*Supplied material*
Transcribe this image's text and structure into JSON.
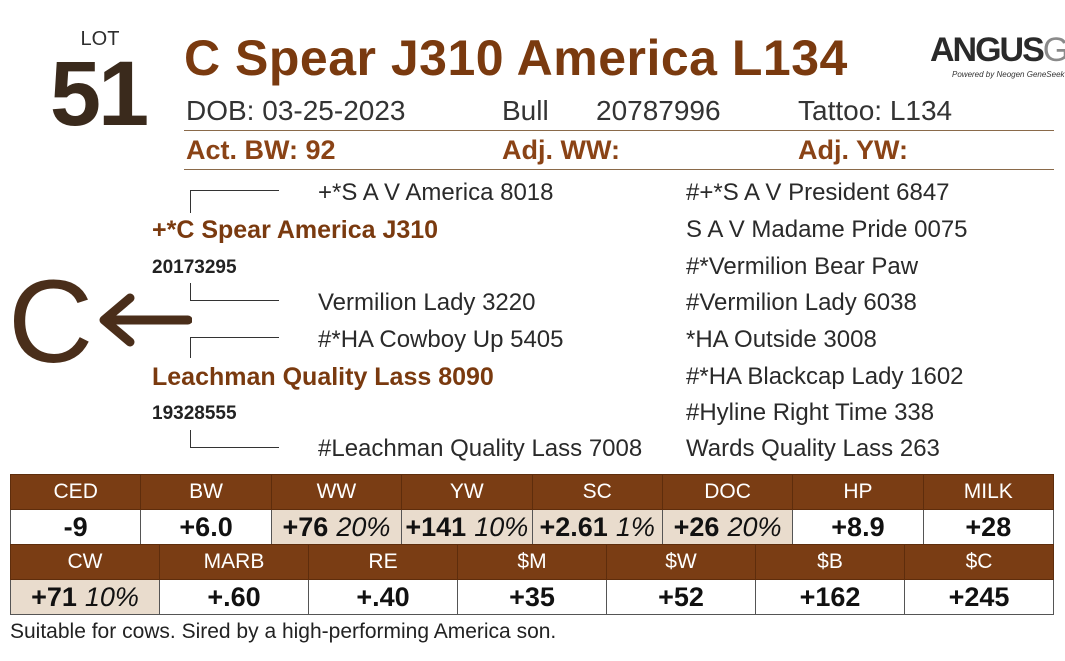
{
  "lot": {
    "label": "LOT",
    "number": "51"
  },
  "animal": {
    "name": "C Spear J310 America L134"
  },
  "logo": {
    "main": "ANGUS",
    "suffix": "GS",
    "tagline": "Powered by Neogen GeneSeek"
  },
  "info": {
    "dob_label": "DOB:",
    "dob": "03-25-2023",
    "sex": "Bull",
    "registration": "20787996",
    "tattoo_label": "Tattoo:",
    "tattoo": "L134"
  },
  "performance": {
    "act_bw": "Act. BW: 92",
    "adj_ww": "Adj. WW:",
    "adj_yw": "Adj. YW:"
  },
  "pedigree": {
    "sire": "+*C Spear America J310",
    "sire_reg": "20173295",
    "sire_sire": "+*S A V America 8018",
    "sire_dam": "Vermilion Lady 3220",
    "dam": "Leachman Quality Lass 8090",
    "dam_reg": "19328555",
    "dam_sire": "#*HA Cowboy Up 5405",
    "dam_dam": "#Leachman Quality Lass 7008",
    "right_column": [
      "#+*S A V President 6847",
      "S A V Madame Pride 0075",
      "#*Vermilion Bear Paw",
      "#Vermilion Lady 6038",
      "*HA Outside 3008",
      "#*HA Blackcap Lady 1602",
      "#Hyline Right Time 338",
      "Wards Quality Lass 263"
    ],
    "marker_letter": "C"
  },
  "epd_row1": [
    {
      "label": "CED",
      "value": "-9",
      "pct": ""
    },
    {
      "label": "BW",
      "value": "+6.0",
      "pct": ""
    },
    {
      "label": "WW",
      "value": "+76",
      "pct": "20%"
    },
    {
      "label": "YW",
      "value": "+141",
      "pct": "10%"
    },
    {
      "label": "SC",
      "value": "+2.61",
      "pct": "1%"
    },
    {
      "label": "DOC",
      "value": "+26",
      "pct": "20%"
    },
    {
      "label": "HP",
      "value": "+8.9",
      "pct": ""
    },
    {
      "label": "MILK",
      "value": "+28",
      "pct": ""
    }
  ],
  "epd_row2": [
    {
      "label": "CW",
      "value": "+71",
      "pct": "10%"
    },
    {
      "label": "MARB",
      "value": "+.60",
      "pct": ""
    },
    {
      "label": "RE",
      "value": "+.40",
      "pct": ""
    },
    {
      "label": "$M",
      "value": "+35",
      "pct": ""
    },
    {
      "label": "$W",
      "value": "+52",
      "pct": ""
    },
    {
      "label": "$B",
      "value": "+162",
      "pct": ""
    },
    {
      "label": "$C",
      "value": "+245",
      "pct": ""
    }
  ],
  "comment": "Suitable for cows. Sired by a high-performing America son.",
  "colors": {
    "brown": "#7a3d14",
    "title": "#7a3a0f",
    "highlight": "#e9dccd"
  }
}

*Task requirements*
Give back all the records as they stand, but with no pictures in the copy.

*Result for this task*
Transcribe this image's text and structure into JSON.
{
  "lot": {
    "label": "LOT",
    "number": "51"
  },
  "animal": {
    "name": "C Spear J310 America L134"
  },
  "logo": {
    "main": "ANGUS",
    "suffix": "GS",
    "tagline": "Powered by Neogen GeneSeek"
  },
  "info": {
    "dob_label": "DOB:",
    "dob": "03-25-2023",
    "sex": "Bull",
    "registration": "20787996",
    "tattoo_label": "Tattoo:",
    "tattoo": "L134"
  },
  "performance": {
    "act_bw": "Act. BW: 92",
    "adj_ww": "Adj. WW:",
    "adj_yw": "Adj. YW:"
  },
  "pedigree": {
    "sire": "+*C Spear America J310",
    "sire_reg": "20173295",
    "sire_sire": "+*S A V America 8018",
    "sire_dam": "Vermilion Lady 3220",
    "dam": "Leachman Quality Lass 8090",
    "dam_reg": "19328555",
    "dam_sire": "#*HA Cowboy Up 5405",
    "dam_dam": "#Leachman Quality Lass 7008",
    "right_column": [
      "#+*S A V President 6847",
      "S A V Madame Pride 0075",
      "#*Vermilion Bear Paw",
      "#Vermilion Lady 6038",
      "*HA Outside 3008",
      "#*HA Blackcap Lady 1602",
      "#Hyline Right Time 338",
      "Wards Quality Lass 263"
    ],
    "marker_letter": "C"
  },
  "epd_row1": [
    {
      "label": "CED",
      "value": "-9",
      "pct": ""
    },
    {
      "label": "BW",
      "value": "+6.0",
      "pct": ""
    },
    {
      "label": "WW",
      "value": "+76",
      "pct": "20%"
    },
    {
      "label": "YW",
      "value": "+141",
      "pct": "10%"
    },
    {
      "label": "SC",
      "value": "+2.61",
      "pct": "1%"
    },
    {
      "label": "DOC",
      "value": "+26",
      "pct": "20%"
    },
    {
      "label": "HP",
      "value": "+8.9",
      "pct": ""
    },
    {
      "label": "MILK",
      "value": "+28",
      "pct": ""
    }
  ],
  "epd_row2": [
    {
      "label": "CW",
      "value": "+71",
      "pct": "10%"
    },
    {
      "label": "MARB",
      "value": "+.60",
      "pct": ""
    },
    {
      "label": "RE",
      "value": "+.40",
      "pct": ""
    },
    {
      "label": "$M",
      "value": "+35",
      "pct": ""
    },
    {
      "label": "$W",
      "value": "+52",
      "pct": ""
    },
    {
      "label": "$B",
      "value": "+162",
      "pct": ""
    },
    {
      "label": "$C",
      "value": "+245",
      "pct": ""
    }
  ],
  "comment": "Suitable for cows. Sired by a high-performing America son.",
  "colors": {
    "brown": "#7a3d14",
    "title": "#7a3a0f",
    "highlight": "#e9dccd"
  }
}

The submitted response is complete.